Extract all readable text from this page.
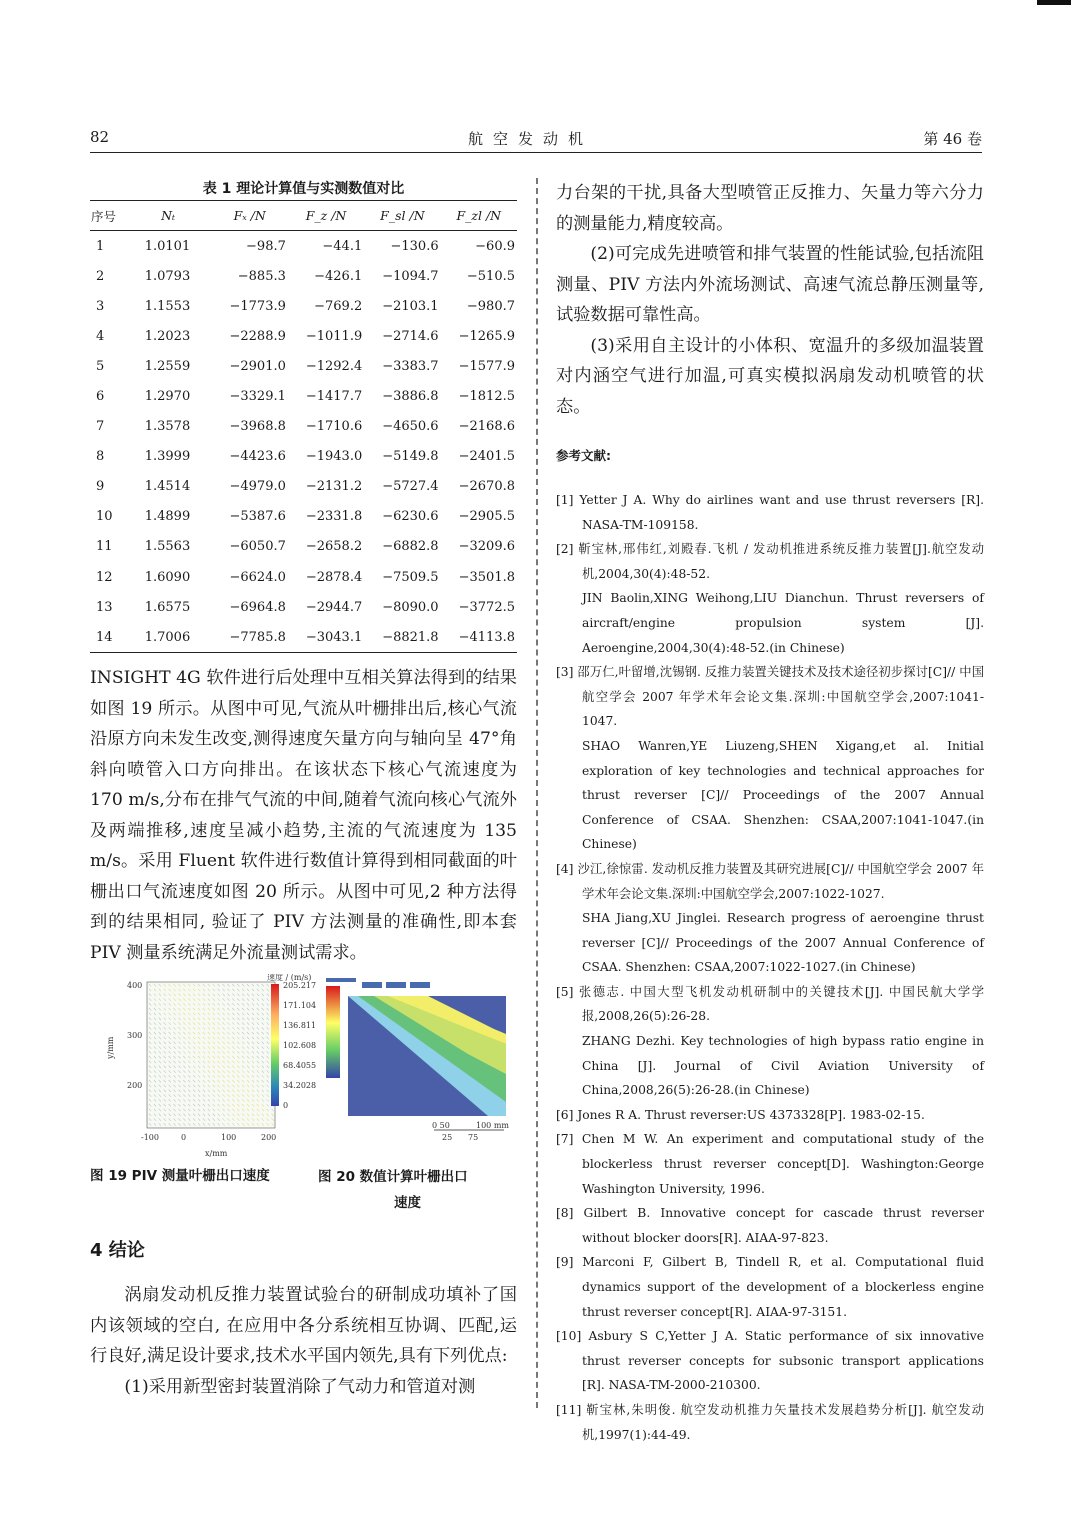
82	航空发动机	第 46 卷
表 1 理论计算值与实测数值对比
序号	Nₜ	Fₓ /N	F_z /N	F_sl /N	F_zl /N
1	1.0101	−98.7	−44.1	−130.6	−60.9
2	1.0793	−885.3	−426.1	−1094.7	−510.5
3	1.1553	−1773.9	−769.2	−2103.1	−980.7
4	1.2023	−2288.9	−1011.9	−2714.6	−1265.9
5	1.2559	−2901.0	−1292.4	−3383.7	−1577.9
6	1.2970	−3329.1	−1417.7	−3886.8	−1812.5
7	1.3578	−3968.8	−1710.6	−4650.6	−2168.6
8	1.3999	−4423.6	−1943.0	−5149.8	−2401.5
9	1.4514	−4979.0	−2131.2	−5727.4	−2670.8
10	1.4899	−5387.6	−2331.8	−6230.6	−2905.5
11	1.5563	−6050.7	−2658.2	−6882.8	−3209.6
12	1.6090	−6624.0	−2878.4	−7509.5	−3501.8
13	1.6575	−6964.8	−2944.7	−8090.0	−3772.5
14	1.7006	−7785.8	−3043.1	−8821.8	−4113.8

INSIGHT 4G 软件进行后处理中互相关算法得到的结果如图 19 所示。从图中可见,气流从叶栅排出后,核心气流沿原方向未发生改变,测得速度矢量方向与轴向呈 47°角斜向喷管入口方向排出。在该状态下核心气流速度为 170 m/s,分布在排气气流的中间,随着气流向核心气流外及两端推移,速度呈减小趋势,主流的气流速度为 135 m/s。采用 Fluent 软件进行数值计算得到相同截面的叶栅出口气流速度如图 20 所示。从图中可见,2 种方法得到的结果相同, 验证了 PIV 方法测量的准确性,即本套 PIV 测量系统满足外流量测试需求。

速度 / (m/s)
205.217
171.104
136.811
102.608
68.4055
34.2028
0
-100	0	100	200
400
300
200
x/mm
y/mm
0 50	100 mm
25 75
图 19 PIV 测量叶栅出口速度	图 20 数值计算叶栅出口
速度
4 结论

涡扇发动机反推力装置试验台的研制成功填补了国内该领域的空白, 在应用中各分系统相互协调、匹配,运行良好,满足设计要求,技术水平国内领先,具有下列优点:

(1)采用新型密封装置消除了气动力和管道对测

力台架的干扰,具备大型喷管正反推力、矢量力等六分力的测量能力,精度较高。

(2)可完成先进喷管和排气装置的性能试验,包括流阻测量、PIV 方法内外流场测试、高速气流总静压测量等,试验数据可靠性高。

(3)采用自主设计的小体积、宽温升的多级加温装置对内涵空气进行加温,可真实模拟涡扇发动机喷管的状态。

参考文献:

[1] Yetter J A. Why do airlines want and use thrust reversers [R]. NASA-TM-109158.

[2] 靳宝林,邢伟红,刘殿春.飞机 / 发动机推进系统反推力装置[J].航空发动机,2004,30(4):48-52.

JIN Baolin,XING Weihong,LIU Dianchun. Thrust reversers of aircraft/engine propulsion system [J]. Aeroengine,2004,30(4):48-52.(in Chinese)

[3] 邵万仁,叶留增,沈锡钢. 反推力装置关键技术及技术途径初步探讨[C]// 中国航空学会 2007 年学术年会论文集.深圳:中国航空学会,2007:1041-1047.

SHAO Wanren,YE Liuzeng,SHEN Xigang,et al. Initial exploration of key technologies and technical approaches for thrust reverser [C]// Proceedings of the 2007 Annual Conference of CSAA. Shenzhen: CSAA,2007:1041-1047.(in Chinese)

[4] 沙江,徐惊雷. 发动机反推力装置及其研究进展[C]// 中国航空学会 2007 年学术年会论文集.深圳:中国航空学会,2007:1022-1027.

SHA Jiang,XU Jinglei. Research progress of aeroengine thrust reverser [C]// Proceedings of the 2007 Annual Conference of CSAA. Shenzhen: CSAA,2007:1022-1027.(in Chinese)

[5] 张德志. 中国大型飞机发动机研制中的关键技术[J]. 中国民航大学学报,2008,26(5):26-28.

ZHANG Dezhi. Key technologies of high bypass ratio engine in China [J]. Journal of Civil Aviation University of China,2008,26(5):26-28.(in Chinese)

[6] Jones R A. Thrust reverser:US 4373328[P]. 1983-02-15.

[7] Chen M W. An experiment and computational study of the blockerless thrust reverser concept[D]. Washington:George Washington University, 1996.

[8] Gilbert B. Innovative concept for cascade thrust reverser without blocker doors[R]. AIAA-97-823.

[9] Marconi F, Gilbert B, Tindell R, et al. Computational fluid dynamics support of the development of a blockerless engine thrust reverser concept[R]. AIAA-97-3151.

[10] Asbury S C,Yetter J A. Static performance of six innovative thrust reverser concepts for subsonic transport applications [R]. NASA-TM-2000-210300.

[11] 靳宝林,朱明俊. 航空发动机推力矢量技术发展趋势分析[J]. 航空发动机,1997(1):44-49.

■ ■ ■

### EXERCISE DETAILS
Print all of the entries word for word. Skip any images they contain.

### OUTPUT BELOW
Extract all readable text from this page.
82	航空发动机	第 46 卷
表 1 理论计算值与实测数值对比
序号	Nₜ	Fₓ /N	F_z /N	F_sl /N	F_zl /N
1	1.0101	−98.7	−44.1	−130.6	−60.9
2	1.0793	−885.3	−426.1	−1094.7	−510.5
3	1.1553	−1773.9	−769.2	−2103.1	−980.7
4	1.2023	−2288.9	−1011.9	−2714.6	−1265.9
5	1.2559	−2901.0	−1292.4	−3383.7	−1577.9
6	1.2970	−3329.1	−1417.7	−3886.8	−1812.5
7	1.3578	−3968.8	−1710.6	−4650.6	−2168.6
8	1.3999	−4423.6	−1943.0	−5149.8	−2401.5
9	1.4514	−4979.0	−2131.2	−5727.4	−2670.8
10	1.4899	−5387.6	−2331.8	−6230.6	−2905.5
11	1.5563	−6050.7	−2658.2	−6882.8	−3209.6
12	1.6090	−6624.0	−2878.4	−7509.5	−3501.8
13	1.6575	−6964.8	−2944.7	−8090.0	−3772.5
14	1.7006	−7785.8	−3043.1	−8821.8	−4113.8

INSIGHT 4G 软件进行后处理中互相关算法得到的结果如图 19 所示。从图中可见,气流从叶栅排出后,核心气流沿原方向未发生改变,测得速度矢量方向与轴向呈 47°角斜向喷管入口方向排出。在该状态下核心气流速度为 170 m/s,分布在排气气流的中间,随着气流向核心气流外及两端推移,速度呈减小趋势,主流的气流速度为 135 m/s。采用 Fluent 软件进行数值计算得到相同截面的叶栅出口气流速度如图 20 所示。从图中可见,2 种方法得到的结果相同, 验证了 PIV 方法测量的准确性,即本套 PIV 测量系统满足外流量测试需求。

速度 / (m/s)
205.217
171.104
136.811
102.608
68.4055
34.2028
0
-100	0	100	200
400
300
200
x/mm
y/mm
0 50	100 mm
25 75
图 19 PIV 测量叶栅出口速度	图 20 数值计算叶栅出口
速度
4 结论

涡扇发动机反推力装置试验台的研制成功填补了国内该领域的空白, 在应用中各分系统相互协调、匹配,运行良好,满足设计要求,技术水平国内领先,具有下列优点:

(1)采用新型密封装置消除了气动力和管道对测

力台架的干扰,具备大型喷管正反推力、矢量力等六分力的测量能力,精度较高。

(2)可完成先进喷管和排气装置的性能试验,包括流阻测量、PIV 方法内外流场测试、高速气流总静压测量等,试验数据可靠性高。

(3)采用自主设计的小体积、宽温升的多级加温装置对内涵空气进行加温,可真实模拟涡扇发动机喷管的状态。

参考文献:

[1] Yetter J A. Why do airlines want and use thrust reversers [R]. NASA-TM-109158.

[2] 靳宝林,邢伟红,刘殿春.飞机 / 发动机推进系统反推力装置[J].航空发动机,2004,30(4):48-52.

JIN Baolin,XING Weihong,LIU Dianchun. Thrust reversers of aircraft/engine propulsion system [J]. Aeroengine,2004,30(4):48-52.(in Chinese)

[3] 邵万仁,叶留增,沈锡钢. 反推力装置关键技术及技术途径初步探讨[C]// 中国航空学会 2007 年学术年会论文集.深圳:中国航空学会,2007:1041-1047.

SHAO Wanren,YE Liuzeng,SHEN Xigang,et al. Initial exploration of key technologies and technical approaches for thrust reverser [C]// Proceedings of the 2007 Annual Conference of CSAA. Shenzhen: CSAA,2007:1041-1047.(in Chinese)

[4] 沙江,徐惊雷. 发动机反推力装置及其研究进展[C]// 中国航空学会 2007 年学术年会论文集.深圳:中国航空学会,2007:1022-1027.

SHA Jiang,XU Jinglei. Research progress of aeroengine thrust reverser [C]// Proceedings of the 2007 Annual Conference of CSAA. Shenzhen: CSAA,2007:1022-1027.(in Chinese)

[5] 张德志. 中国大型飞机发动机研制中的关键技术[J]. 中国民航大学学报,2008,26(5):26-28.

ZHANG Dezhi. Key technologies of high bypass ratio engine in China [J]. Journal of Civil Aviation University of China,2008,26(5):26-28.(in Chinese)

[6] Jones R A. Thrust reverser:US 4373328[P]. 1983-02-15.

[7] Chen M W. An experiment and computational study of the blockerless thrust reverser concept[D]. Washington:George Washington University, 1996.

[8] Gilbert B. Innovative concept for cascade thrust reverser without blocker doors[R]. AIAA-97-823.

[9] Marconi F, Gilbert B, Tindell R, et al. Computational fluid dynamics support of the development of a blockerless engine thrust reverser concept[R]. AIAA-97-3151.

[10] Asbury S C,Yetter J A. Static performance of six innovative thrust reverser concepts for subsonic transport applications [R]. NASA-TM-2000-210300.

[11] 靳宝林,朱明俊. 航空发动机推力矢量技术发展趋势分析[J]. 航空发动机,1997(1):44-49.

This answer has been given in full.